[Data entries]
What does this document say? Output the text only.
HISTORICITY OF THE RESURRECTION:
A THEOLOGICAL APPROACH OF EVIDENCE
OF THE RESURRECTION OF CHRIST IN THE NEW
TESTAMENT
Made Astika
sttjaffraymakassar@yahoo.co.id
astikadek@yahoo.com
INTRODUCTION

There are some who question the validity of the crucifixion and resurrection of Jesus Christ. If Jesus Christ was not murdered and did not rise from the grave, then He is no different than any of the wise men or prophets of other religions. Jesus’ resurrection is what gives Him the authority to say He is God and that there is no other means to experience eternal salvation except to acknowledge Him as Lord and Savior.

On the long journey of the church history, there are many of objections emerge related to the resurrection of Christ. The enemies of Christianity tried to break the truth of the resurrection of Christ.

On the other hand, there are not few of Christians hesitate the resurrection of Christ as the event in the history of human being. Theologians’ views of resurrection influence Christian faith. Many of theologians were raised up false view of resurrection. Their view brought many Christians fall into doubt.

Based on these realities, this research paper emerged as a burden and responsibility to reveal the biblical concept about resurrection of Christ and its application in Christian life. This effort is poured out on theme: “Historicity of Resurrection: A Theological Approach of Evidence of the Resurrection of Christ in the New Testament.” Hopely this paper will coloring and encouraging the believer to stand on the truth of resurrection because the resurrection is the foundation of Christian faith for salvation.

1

→ **Stated goal**
Each line above is to be repeated exactly.

→ **Solution for this problem**
What does this document say? Output the text only.
HISTORICITY OF THE RESURRECTION:
A THEOLOGICAL APPROACH OF EVIDENCE
OF THE RESURRECTION OF CHRIST IN THE NEW
TESTAMENT
Made Astika
sttjaffraymakassar@yahoo.co.id
astikadek@yahoo.com
INTRODUCTION

There are some who question the validity of the crucifixion and resurrection of Jesus Christ. If Jesus Christ was not murdered and did not rise from the grave, then He is no different than any of the wise men or prophets of other religions. Jesus’ resurrection is what gives Him the authority to say He is God and that there is no other means to experience eternal salvation except to acknowledge Him as Lord and Savior.

On the long journey of the church history, there are many of objections emerge related to the resurrection of Christ. The enemies of Christianity tried to break the truth of the resurrection of Christ.

On the other hand, there are not few of Christians hesitate the resurrection of Christ as the event in the history of human being. Theologians’ views of resurrection influence Christian faith. Many of theologians were raised up false view of resurrection. Their view brought many Christians fall into doubt.

Based on these realities, this research paper emerged as a burden and responsibility to reveal the biblical concept about resurrection of Christ and its application in Christian life. This effort is poured out on theme: “Historicity of Resurrection: A Theological Approach of Evidence of the Resurrection of Christ in the New Testament.” Hopely this paper will coloring and encouraging the believer to stand on the truth of resurrection because the resurrection is the foundation of Christian faith for salvation.

1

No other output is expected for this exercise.